▶ [WHAT IS BEING ASKED] Please count the lines in the listing below where the word "Тематическая" appears. Give the number only.

▶ [DATASET EXCERPTS]
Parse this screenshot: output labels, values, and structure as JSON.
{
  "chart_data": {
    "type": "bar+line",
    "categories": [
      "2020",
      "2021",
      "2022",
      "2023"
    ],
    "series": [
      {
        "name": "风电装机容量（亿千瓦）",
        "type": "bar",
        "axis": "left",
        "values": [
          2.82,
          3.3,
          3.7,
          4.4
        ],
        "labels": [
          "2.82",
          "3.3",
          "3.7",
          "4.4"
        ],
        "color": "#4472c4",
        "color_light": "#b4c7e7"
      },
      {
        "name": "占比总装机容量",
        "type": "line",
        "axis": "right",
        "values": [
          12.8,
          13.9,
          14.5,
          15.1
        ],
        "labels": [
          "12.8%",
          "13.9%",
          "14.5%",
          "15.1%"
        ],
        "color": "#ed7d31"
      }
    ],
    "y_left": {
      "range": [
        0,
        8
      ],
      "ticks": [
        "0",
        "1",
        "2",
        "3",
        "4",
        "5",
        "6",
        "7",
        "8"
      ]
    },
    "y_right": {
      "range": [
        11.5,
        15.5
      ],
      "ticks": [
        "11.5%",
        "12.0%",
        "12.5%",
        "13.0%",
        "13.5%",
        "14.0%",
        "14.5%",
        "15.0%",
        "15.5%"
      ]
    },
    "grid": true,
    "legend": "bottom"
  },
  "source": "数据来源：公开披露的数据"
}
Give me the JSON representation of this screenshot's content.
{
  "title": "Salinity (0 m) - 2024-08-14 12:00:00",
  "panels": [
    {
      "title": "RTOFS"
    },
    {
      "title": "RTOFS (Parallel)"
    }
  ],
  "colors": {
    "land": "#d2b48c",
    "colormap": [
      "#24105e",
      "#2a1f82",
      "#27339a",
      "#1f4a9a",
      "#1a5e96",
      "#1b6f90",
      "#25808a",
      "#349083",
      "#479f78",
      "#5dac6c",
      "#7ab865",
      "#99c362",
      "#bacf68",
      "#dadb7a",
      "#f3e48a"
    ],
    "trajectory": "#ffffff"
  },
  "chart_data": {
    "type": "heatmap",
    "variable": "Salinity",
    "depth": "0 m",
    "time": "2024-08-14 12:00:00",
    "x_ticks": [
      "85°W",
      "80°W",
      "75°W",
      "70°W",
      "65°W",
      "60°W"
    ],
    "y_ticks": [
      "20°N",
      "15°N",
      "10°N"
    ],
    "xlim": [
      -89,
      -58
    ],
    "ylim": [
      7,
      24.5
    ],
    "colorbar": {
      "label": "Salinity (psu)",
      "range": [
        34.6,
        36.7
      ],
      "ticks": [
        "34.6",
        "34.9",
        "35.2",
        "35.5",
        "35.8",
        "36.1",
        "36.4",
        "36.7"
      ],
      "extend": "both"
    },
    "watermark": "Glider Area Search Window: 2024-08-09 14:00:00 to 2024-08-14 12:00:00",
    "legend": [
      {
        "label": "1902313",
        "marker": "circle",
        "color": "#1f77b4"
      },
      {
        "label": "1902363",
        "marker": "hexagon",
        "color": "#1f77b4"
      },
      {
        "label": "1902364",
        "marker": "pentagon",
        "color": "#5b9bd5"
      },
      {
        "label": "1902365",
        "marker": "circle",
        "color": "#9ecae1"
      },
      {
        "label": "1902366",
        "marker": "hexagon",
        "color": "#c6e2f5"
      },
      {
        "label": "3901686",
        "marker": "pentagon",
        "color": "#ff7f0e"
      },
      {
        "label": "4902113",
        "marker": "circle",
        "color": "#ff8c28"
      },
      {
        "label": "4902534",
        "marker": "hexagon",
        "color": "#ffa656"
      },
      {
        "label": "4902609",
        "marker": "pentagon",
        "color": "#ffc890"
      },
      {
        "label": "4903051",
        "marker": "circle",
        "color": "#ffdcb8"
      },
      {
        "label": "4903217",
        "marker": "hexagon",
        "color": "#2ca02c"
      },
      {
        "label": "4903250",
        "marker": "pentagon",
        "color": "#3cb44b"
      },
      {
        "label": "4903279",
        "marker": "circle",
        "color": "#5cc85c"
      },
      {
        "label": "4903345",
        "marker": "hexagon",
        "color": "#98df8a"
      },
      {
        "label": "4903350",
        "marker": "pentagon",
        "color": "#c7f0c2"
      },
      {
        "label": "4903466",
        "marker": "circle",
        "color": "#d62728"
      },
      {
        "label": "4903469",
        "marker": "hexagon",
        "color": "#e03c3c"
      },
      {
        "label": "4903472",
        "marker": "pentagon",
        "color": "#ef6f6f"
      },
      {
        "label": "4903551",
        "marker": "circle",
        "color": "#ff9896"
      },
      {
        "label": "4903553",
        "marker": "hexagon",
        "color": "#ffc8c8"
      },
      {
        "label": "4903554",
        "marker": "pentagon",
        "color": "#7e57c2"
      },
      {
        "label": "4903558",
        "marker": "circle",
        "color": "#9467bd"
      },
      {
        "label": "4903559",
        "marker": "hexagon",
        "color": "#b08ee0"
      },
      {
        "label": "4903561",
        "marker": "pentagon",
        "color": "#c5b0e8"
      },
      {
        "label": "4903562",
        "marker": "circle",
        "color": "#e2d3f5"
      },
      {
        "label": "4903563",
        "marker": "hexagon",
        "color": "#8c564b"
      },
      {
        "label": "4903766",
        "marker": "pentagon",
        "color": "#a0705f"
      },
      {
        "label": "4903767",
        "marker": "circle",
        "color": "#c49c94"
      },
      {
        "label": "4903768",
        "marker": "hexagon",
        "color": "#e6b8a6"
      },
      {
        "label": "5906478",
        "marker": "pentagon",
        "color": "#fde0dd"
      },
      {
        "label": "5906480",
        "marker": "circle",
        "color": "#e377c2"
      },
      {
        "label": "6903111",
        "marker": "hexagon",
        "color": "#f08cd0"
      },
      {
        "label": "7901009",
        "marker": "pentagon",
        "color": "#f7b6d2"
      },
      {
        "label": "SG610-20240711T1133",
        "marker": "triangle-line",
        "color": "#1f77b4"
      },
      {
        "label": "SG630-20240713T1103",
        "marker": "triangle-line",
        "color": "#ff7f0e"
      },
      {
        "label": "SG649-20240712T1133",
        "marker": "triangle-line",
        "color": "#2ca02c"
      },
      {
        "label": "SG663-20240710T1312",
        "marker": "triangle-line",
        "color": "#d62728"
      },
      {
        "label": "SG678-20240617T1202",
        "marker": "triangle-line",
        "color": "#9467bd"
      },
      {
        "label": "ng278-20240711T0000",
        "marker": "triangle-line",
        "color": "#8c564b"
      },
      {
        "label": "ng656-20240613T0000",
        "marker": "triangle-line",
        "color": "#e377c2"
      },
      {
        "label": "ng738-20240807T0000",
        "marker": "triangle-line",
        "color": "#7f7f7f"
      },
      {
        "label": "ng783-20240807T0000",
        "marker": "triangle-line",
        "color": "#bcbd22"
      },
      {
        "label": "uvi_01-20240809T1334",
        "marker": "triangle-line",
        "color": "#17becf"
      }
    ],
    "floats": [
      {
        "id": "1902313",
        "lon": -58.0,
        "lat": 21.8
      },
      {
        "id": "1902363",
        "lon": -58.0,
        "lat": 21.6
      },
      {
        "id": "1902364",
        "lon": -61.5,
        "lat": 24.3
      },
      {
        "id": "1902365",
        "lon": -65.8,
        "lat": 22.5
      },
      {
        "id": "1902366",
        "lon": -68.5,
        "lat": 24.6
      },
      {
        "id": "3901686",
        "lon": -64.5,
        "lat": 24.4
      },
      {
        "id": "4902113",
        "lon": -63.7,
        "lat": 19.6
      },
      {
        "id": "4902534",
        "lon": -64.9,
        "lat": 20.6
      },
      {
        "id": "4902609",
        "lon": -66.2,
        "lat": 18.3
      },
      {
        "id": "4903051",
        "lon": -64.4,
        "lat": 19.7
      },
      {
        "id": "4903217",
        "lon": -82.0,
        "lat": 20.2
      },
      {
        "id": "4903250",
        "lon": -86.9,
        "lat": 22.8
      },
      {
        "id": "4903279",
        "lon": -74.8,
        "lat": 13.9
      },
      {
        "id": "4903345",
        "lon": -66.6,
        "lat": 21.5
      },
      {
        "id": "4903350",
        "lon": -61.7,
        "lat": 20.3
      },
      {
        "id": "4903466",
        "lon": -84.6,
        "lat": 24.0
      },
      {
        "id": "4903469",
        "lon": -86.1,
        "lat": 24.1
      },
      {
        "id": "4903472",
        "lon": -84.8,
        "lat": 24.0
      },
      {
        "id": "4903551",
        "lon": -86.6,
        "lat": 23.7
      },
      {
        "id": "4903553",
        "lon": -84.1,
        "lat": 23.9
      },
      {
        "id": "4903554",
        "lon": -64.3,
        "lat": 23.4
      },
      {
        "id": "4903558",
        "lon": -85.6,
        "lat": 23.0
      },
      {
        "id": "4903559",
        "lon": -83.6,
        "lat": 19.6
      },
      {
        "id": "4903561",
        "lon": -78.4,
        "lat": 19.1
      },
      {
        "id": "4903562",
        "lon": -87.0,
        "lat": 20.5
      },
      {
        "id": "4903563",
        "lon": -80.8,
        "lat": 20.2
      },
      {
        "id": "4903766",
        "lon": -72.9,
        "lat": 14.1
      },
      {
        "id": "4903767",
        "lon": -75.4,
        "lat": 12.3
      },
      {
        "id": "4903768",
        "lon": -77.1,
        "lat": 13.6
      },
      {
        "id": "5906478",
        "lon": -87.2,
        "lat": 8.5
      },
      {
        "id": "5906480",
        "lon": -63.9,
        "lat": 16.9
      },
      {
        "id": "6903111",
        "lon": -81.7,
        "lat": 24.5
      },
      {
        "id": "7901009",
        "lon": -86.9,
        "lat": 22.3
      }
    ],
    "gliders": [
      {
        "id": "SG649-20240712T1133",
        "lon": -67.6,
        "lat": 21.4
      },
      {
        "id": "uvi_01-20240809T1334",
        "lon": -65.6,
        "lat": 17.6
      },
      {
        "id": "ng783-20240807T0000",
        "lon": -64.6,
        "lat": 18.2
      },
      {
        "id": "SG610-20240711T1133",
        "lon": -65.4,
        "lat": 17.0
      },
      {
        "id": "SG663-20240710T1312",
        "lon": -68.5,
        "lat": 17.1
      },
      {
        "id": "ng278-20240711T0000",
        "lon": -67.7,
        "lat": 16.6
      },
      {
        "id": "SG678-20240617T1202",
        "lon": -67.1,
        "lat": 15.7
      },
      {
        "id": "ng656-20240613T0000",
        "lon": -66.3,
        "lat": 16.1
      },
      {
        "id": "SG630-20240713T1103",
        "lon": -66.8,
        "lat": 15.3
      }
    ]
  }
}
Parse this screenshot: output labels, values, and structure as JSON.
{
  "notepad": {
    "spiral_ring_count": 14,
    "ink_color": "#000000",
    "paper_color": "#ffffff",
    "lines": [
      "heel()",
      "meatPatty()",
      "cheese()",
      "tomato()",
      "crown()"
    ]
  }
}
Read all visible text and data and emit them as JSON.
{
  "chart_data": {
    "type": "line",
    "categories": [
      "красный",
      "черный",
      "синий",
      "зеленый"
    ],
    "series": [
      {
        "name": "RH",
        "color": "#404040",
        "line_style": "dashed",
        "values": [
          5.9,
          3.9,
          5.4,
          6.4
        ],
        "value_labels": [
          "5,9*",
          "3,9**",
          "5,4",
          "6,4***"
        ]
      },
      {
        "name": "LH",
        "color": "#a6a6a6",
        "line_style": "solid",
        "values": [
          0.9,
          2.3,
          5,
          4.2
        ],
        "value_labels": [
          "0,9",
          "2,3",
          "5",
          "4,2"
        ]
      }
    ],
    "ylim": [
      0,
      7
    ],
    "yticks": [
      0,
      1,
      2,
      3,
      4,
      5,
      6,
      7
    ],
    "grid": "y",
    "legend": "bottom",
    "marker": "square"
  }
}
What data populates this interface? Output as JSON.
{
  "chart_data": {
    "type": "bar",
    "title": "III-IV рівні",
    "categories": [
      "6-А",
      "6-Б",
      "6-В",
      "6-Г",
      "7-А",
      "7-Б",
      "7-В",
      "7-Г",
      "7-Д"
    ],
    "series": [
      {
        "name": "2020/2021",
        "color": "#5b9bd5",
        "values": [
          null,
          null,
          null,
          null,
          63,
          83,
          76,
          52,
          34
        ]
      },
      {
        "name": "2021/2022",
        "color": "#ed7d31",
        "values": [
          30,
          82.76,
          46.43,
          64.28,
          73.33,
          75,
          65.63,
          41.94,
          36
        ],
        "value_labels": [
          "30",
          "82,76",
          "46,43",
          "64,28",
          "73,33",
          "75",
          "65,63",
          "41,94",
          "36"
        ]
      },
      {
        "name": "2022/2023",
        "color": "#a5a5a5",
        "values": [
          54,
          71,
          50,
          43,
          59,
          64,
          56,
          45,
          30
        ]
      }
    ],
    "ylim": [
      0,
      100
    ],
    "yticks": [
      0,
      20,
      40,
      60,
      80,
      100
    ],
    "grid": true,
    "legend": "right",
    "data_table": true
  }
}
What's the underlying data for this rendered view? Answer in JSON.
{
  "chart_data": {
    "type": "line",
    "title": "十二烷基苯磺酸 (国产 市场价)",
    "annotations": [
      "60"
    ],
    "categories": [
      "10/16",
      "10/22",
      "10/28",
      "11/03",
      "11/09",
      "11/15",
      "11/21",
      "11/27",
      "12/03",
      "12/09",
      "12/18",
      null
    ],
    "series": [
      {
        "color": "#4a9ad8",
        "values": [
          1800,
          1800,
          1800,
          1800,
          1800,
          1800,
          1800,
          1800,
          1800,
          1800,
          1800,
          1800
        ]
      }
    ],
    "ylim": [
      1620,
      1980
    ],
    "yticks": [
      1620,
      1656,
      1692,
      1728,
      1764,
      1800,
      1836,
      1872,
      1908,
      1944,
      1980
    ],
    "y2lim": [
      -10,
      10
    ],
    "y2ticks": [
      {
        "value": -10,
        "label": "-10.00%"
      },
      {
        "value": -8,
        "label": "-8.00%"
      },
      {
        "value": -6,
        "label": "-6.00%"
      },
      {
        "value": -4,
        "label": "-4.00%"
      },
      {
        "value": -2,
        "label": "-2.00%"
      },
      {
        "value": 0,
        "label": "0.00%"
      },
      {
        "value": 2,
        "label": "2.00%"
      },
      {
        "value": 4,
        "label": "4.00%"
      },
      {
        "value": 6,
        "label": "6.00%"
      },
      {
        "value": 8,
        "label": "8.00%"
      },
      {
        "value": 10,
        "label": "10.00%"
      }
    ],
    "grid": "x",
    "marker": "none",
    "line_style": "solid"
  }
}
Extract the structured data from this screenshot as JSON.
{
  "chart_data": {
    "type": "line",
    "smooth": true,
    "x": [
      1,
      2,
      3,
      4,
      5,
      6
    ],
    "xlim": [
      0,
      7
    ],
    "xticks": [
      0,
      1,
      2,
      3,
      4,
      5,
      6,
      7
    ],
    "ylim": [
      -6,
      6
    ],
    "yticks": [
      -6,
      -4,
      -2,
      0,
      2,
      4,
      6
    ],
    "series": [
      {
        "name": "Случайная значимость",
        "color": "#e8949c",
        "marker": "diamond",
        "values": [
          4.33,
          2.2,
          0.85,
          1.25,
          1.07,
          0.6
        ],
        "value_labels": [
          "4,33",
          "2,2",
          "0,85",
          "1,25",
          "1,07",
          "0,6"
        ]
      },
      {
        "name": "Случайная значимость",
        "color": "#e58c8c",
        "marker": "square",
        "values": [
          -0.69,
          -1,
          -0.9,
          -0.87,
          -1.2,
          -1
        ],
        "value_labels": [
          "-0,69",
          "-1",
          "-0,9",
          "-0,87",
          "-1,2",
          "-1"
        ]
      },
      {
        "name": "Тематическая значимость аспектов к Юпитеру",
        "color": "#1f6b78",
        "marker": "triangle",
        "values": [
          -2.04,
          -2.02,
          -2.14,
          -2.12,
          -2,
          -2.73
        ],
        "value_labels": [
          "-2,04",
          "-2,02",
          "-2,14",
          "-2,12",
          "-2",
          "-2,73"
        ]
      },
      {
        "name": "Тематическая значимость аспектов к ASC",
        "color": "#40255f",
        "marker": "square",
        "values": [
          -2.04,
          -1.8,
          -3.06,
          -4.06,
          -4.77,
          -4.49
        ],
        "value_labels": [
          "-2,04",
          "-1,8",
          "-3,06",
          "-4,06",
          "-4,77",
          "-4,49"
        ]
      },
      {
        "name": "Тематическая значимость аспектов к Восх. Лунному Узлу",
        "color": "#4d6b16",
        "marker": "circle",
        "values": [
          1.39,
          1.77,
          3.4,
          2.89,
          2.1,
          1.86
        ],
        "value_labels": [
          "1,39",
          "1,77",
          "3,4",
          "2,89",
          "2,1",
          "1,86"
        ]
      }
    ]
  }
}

▶ [EXERCISE RESULT] 3